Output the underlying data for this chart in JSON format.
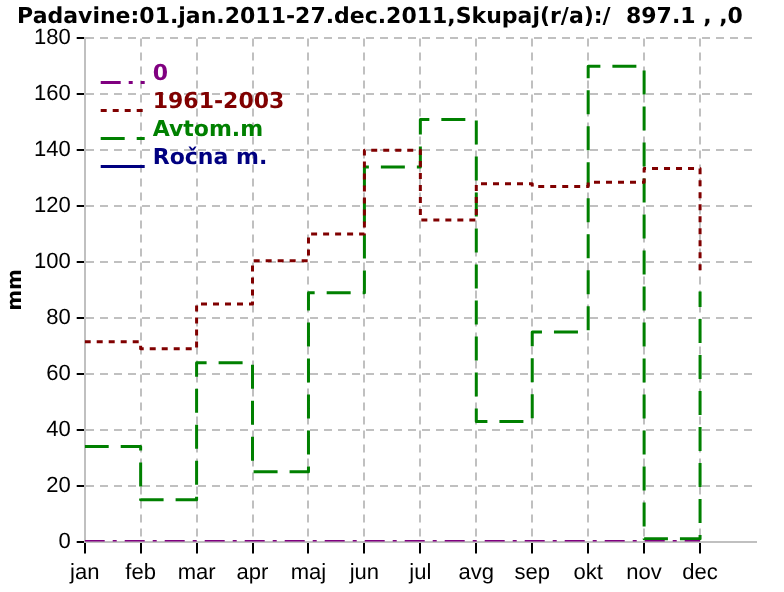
{
  "chart_data": {
    "type": "step",
    "title": "Padavine:01.jan.2011-27.dec.2011,Skupaj(r/a):/  897.1 , ,0",
    "ylabel": "mm",
    "categories": [
      "jan",
      "feb",
      "mar",
      "apr",
      "maj",
      "jun",
      "jul",
      "avg",
      "sep",
      "okt",
      "nov",
      "dec"
    ],
    "ylim": [
      0,
      180
    ],
    "yticks": [
      0,
      20,
      40,
      60,
      80,
      100,
      120,
      140,
      160,
      180
    ],
    "grid": true,
    "legend": "top left",
    "series": [
      {
        "name": "0",
        "color": "#800080",
        "line_style": "dashed",
        "values": [
          0,
          0,
          0,
          0,
          0,
          0,
          0,
          0,
          0,
          0,
          0,
          0
        ]
      },
      {
        "name": "1961-2003",
        "color": "#800000",
        "line_style": "dotted",
        "values": [
          71.5,
          69,
          85,
          100.5,
          110,
          140,
          115,
          128,
          127,
          128.5,
          133.5,
          95.5
        ]
      },
      {
        "name": "Avtom.m",
        "color": "#008000",
        "line_style": "dashed",
        "values": [
          34,
          15,
          64,
          25,
          89,
          134,
          151,
          43,
          75,
          170,
          1,
          89.5
        ]
      },
      {
        "name": "Ročna m.",
        "color": "#000080",
        "line_style": "solid",
        "values": [
          null,
          null,
          null,
          null,
          null,
          null,
          null,
          null,
          null,
          null,
          null,
          null
        ]
      }
    ]
  }
}
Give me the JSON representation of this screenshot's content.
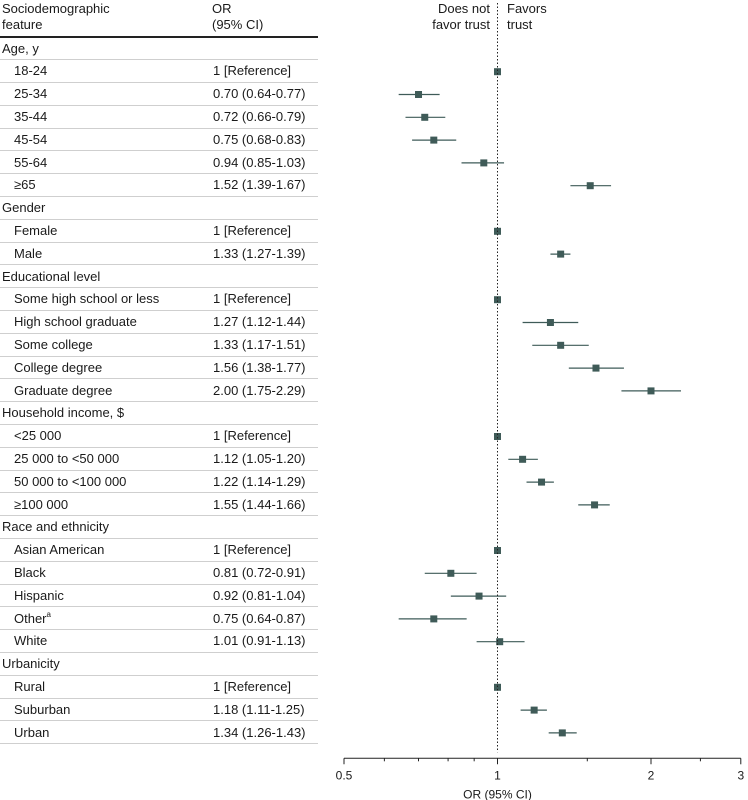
{
  "header": {
    "feature_line1": "Sociodemographic",
    "feature_line2": "feature",
    "or_line1": "OR",
    "or_line2": "(95% CI)",
    "nofavor_line1": "Does not",
    "nofavor_line2": "favor trust",
    "favor_line1": "Favors",
    "favor_line2": "trust"
  },
  "chart_data": {
    "type": "forest",
    "xscale": "log",
    "xlim": [
      0.5,
      3
    ],
    "xticks": [
      0.5,
      1,
      2,
      3
    ],
    "xtick_labels": [
      "0.5",
      "1",
      "2",
      "3"
    ],
    "reference_line": 1,
    "xlabel": "OR (95% CI)",
    "groups": [
      {
        "name": "Age, y",
        "rows": [
          {
            "label": "18-24",
            "or_text": "1 [Reference]",
            "or": 1,
            "lo": null,
            "hi": null
          },
          {
            "label": "25-34",
            "or_text": "0.70 (0.64-0.77)",
            "or": 0.7,
            "lo": 0.64,
            "hi": 0.77
          },
          {
            "label": "35-44",
            "or_text": "0.72 (0.66-0.79)",
            "or": 0.72,
            "lo": 0.66,
            "hi": 0.79
          },
          {
            "label": "45-54",
            "or_text": "0.75 (0.68-0.83)",
            "or": 0.75,
            "lo": 0.68,
            "hi": 0.83
          },
          {
            "label": "55-64",
            "or_text": "0.94 (0.85-1.03)",
            "or": 0.94,
            "lo": 0.85,
            "hi": 1.03
          },
          {
            "label": "≥65",
            "or_text": "1.52 (1.39-1.67)",
            "or": 1.52,
            "lo": 1.39,
            "hi": 1.67
          }
        ]
      },
      {
        "name": "Gender",
        "rows": [
          {
            "label": "Female",
            "or_text": "1 [Reference]",
            "or": 1,
            "lo": null,
            "hi": null
          },
          {
            "label": "Male",
            "or_text": "1.33 (1.27-1.39)",
            "or": 1.33,
            "lo": 1.27,
            "hi": 1.39
          }
        ]
      },
      {
        "name": "Educational level",
        "rows": [
          {
            "label": "Some high school or less",
            "or_text": "1 [Reference]",
            "or": 1,
            "lo": null,
            "hi": null
          },
          {
            "label": "High school graduate",
            "or_text": "1.27 (1.12-1.44)",
            "or": 1.27,
            "lo": 1.12,
            "hi": 1.44
          },
          {
            "label": "Some college",
            "or_text": "1.33 (1.17-1.51)",
            "or": 1.33,
            "lo": 1.17,
            "hi": 1.51
          },
          {
            "label": "College degree",
            "or_text": "1.56 (1.38-1.77)",
            "or": 1.56,
            "lo": 1.38,
            "hi": 1.77
          },
          {
            "label": "Graduate degree",
            "or_text": "2.00 (1.75-2.29)",
            "or": 2.0,
            "lo": 1.75,
            "hi": 2.29
          }
        ]
      },
      {
        "name": "Household income, $",
        "rows": [
          {
            "label": "<25 000",
            "or_text": "1 [Reference]",
            "or": 1,
            "lo": null,
            "hi": null
          },
          {
            "label": "25 000 to <50 000",
            "or_text": "1.12 (1.05-1.20)",
            "or": 1.12,
            "lo": 1.05,
            "hi": 1.2
          },
          {
            "label": "50 000 to <100 000",
            "or_text": "1.22 (1.14-1.29)",
            "or": 1.22,
            "lo": 1.14,
            "hi": 1.29
          },
          {
            "label": "≥100 000",
            "or_text": "1.55 (1.44-1.66)",
            "or": 1.55,
            "lo": 1.44,
            "hi": 1.66
          }
        ]
      },
      {
        "name": "Race and ethnicity",
        "rows": [
          {
            "label": "Asian American",
            "or_text": "1 [Reference]",
            "or": 1,
            "lo": null,
            "hi": null
          },
          {
            "label": "Black",
            "or_text": "0.81 (0.72-0.91)",
            "or": 0.81,
            "lo": 0.72,
            "hi": 0.91
          },
          {
            "label": "Hispanic",
            "or_text": "0.92 (0.81-1.04)",
            "or": 0.92,
            "lo": 0.81,
            "hi": 1.04
          },
          {
            "label": "Other",
            "label_sup": "a",
            "or_text": "0.75 (0.64-0.87)",
            "or": 0.75,
            "lo": 0.64,
            "hi": 0.87
          },
          {
            "label": "White",
            "or_text": "1.01 (0.91-1.13)",
            "or": 1.01,
            "lo": 0.91,
            "hi": 1.13
          }
        ]
      },
      {
        "name": "Urbanicity",
        "rows": [
          {
            "label": "Rural",
            "or_text": "1 [Reference]",
            "or": 1,
            "lo": null,
            "hi": null
          },
          {
            "label": "Suburban",
            "or_text": "1.18 (1.11-1.25)",
            "or": 1.18,
            "lo": 1.11,
            "hi": 1.25
          },
          {
            "label": "Urban",
            "or_text": "1.34 (1.26-1.43)",
            "or": 1.34,
            "lo": 1.26,
            "hi": 1.43
          }
        ]
      }
    ]
  },
  "colors": {
    "marker": "#3f5b58",
    "ci_line": "#3f5b58",
    "text": "#1a1a1a",
    "row_rule": "#cfcfcf",
    "axis": "#222222"
  }
}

==============================

## AIM OF THE TASK
Pull out every line of the records above that contains the word "school".

## SOLUTION TO THIS EXERCISE
            "label": "Some high school or less",
            "label": "High school graduate",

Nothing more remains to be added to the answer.